■ TO DO
Take every line where the string "JSON" appears and copy it.

Source records
********
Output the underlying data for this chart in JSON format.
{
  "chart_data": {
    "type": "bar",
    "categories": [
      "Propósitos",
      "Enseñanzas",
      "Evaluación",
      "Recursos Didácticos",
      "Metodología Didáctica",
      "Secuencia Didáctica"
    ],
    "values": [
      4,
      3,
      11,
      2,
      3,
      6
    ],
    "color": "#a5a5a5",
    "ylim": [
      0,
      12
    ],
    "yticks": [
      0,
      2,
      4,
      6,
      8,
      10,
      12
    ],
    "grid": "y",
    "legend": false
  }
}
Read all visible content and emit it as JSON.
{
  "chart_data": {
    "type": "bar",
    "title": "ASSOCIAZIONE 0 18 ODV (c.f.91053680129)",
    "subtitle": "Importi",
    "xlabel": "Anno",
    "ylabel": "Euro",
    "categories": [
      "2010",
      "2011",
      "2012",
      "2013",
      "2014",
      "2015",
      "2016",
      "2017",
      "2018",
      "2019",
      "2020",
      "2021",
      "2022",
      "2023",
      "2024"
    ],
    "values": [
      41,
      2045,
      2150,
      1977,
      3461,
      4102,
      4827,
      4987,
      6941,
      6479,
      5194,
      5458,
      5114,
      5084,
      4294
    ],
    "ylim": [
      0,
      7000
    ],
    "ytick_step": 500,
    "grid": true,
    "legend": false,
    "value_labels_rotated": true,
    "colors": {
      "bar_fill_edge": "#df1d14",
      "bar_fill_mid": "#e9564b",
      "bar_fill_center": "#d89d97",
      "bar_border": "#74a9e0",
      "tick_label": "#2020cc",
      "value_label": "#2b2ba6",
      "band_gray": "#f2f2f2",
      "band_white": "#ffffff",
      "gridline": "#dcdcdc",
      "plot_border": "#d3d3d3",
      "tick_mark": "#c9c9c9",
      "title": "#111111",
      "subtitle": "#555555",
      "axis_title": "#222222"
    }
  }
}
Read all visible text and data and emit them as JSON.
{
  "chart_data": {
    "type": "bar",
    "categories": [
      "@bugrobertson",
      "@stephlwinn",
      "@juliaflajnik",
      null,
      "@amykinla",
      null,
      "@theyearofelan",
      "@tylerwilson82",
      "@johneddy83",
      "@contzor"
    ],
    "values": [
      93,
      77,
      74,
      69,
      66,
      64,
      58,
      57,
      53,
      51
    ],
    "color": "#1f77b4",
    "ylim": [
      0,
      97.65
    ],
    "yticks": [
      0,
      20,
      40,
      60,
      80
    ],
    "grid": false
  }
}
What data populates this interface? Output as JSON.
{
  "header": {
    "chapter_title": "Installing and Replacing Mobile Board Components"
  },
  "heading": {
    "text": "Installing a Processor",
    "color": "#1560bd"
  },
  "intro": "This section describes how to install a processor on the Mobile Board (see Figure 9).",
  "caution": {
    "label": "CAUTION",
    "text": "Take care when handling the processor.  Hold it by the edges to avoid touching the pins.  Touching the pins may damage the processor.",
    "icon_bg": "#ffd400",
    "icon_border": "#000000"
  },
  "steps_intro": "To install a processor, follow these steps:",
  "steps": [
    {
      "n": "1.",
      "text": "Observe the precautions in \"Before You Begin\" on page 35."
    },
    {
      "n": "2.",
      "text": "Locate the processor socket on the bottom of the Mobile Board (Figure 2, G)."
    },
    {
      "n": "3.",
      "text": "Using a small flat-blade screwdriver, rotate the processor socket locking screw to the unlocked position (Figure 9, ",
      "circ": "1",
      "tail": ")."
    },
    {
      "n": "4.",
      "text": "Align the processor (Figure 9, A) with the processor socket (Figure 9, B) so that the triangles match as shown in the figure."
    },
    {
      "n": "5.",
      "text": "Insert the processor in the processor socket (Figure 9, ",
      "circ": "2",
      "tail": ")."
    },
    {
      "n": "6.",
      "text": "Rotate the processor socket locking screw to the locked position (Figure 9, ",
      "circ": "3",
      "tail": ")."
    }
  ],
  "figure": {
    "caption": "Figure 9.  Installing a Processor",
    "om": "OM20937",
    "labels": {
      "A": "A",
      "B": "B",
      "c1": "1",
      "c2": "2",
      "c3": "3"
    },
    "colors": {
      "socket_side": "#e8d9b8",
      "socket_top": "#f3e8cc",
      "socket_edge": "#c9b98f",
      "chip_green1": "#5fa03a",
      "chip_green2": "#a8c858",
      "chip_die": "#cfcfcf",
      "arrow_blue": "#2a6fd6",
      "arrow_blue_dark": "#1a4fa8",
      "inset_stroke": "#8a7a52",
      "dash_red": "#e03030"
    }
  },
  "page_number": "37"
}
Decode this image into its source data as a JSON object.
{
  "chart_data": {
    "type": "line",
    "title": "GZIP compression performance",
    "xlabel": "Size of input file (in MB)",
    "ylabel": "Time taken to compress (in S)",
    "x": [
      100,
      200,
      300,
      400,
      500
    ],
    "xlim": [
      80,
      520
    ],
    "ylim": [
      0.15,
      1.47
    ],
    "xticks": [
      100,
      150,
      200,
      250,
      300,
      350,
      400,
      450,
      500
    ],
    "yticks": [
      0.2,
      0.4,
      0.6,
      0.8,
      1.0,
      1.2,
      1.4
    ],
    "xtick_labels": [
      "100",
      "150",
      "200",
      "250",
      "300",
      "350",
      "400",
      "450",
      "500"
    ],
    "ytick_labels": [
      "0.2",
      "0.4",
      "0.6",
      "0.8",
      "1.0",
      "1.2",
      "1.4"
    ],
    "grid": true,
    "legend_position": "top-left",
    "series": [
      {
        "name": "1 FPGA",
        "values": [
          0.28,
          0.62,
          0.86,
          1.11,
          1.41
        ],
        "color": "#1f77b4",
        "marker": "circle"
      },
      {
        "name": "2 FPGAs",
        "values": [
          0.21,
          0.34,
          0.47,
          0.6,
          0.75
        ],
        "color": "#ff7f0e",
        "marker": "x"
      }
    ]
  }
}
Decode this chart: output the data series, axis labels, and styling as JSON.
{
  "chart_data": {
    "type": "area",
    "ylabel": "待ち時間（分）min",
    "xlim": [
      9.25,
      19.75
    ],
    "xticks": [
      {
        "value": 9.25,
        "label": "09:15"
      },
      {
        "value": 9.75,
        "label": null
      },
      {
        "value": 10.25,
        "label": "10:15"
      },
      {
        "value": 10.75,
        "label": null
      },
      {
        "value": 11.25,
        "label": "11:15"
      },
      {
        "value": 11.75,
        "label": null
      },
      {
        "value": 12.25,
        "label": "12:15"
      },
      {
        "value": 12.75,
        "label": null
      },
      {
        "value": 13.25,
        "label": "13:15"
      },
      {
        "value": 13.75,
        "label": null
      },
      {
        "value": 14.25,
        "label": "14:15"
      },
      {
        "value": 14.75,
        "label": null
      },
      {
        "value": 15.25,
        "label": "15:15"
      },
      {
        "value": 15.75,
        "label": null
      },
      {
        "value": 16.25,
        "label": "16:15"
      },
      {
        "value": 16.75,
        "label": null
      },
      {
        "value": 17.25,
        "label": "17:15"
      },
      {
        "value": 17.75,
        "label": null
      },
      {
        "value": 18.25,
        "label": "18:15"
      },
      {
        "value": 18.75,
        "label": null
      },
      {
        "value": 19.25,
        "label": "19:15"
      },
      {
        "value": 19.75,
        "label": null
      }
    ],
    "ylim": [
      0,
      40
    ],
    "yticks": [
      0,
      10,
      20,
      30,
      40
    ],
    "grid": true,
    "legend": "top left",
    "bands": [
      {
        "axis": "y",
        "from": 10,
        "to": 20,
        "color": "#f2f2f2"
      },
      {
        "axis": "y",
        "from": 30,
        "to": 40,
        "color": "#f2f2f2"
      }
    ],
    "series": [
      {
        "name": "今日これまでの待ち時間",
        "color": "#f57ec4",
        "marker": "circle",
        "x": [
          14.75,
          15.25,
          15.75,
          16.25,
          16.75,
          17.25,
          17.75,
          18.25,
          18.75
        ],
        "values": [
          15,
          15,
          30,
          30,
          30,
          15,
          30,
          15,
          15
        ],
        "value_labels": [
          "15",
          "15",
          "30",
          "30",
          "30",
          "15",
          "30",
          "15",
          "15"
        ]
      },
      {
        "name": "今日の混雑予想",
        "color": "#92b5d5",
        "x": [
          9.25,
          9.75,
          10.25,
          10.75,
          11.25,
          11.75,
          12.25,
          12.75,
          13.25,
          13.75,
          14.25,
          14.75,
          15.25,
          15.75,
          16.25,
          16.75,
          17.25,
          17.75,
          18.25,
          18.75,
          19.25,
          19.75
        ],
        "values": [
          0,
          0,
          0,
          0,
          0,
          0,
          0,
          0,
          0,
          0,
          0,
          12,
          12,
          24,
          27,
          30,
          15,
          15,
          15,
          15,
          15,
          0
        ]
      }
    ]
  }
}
********
■ EXERCISE OUTPUT
Output the underlying data for this chart in JSON format.
Read all visible content and emit it as JSON.
Read all visible text and data and emit them as JSON.
What data populates this interface? Output as JSON.
Decode this image into its source data as a JSON object.
Decode this chart: output the data series, axis labels, and styling as JSON.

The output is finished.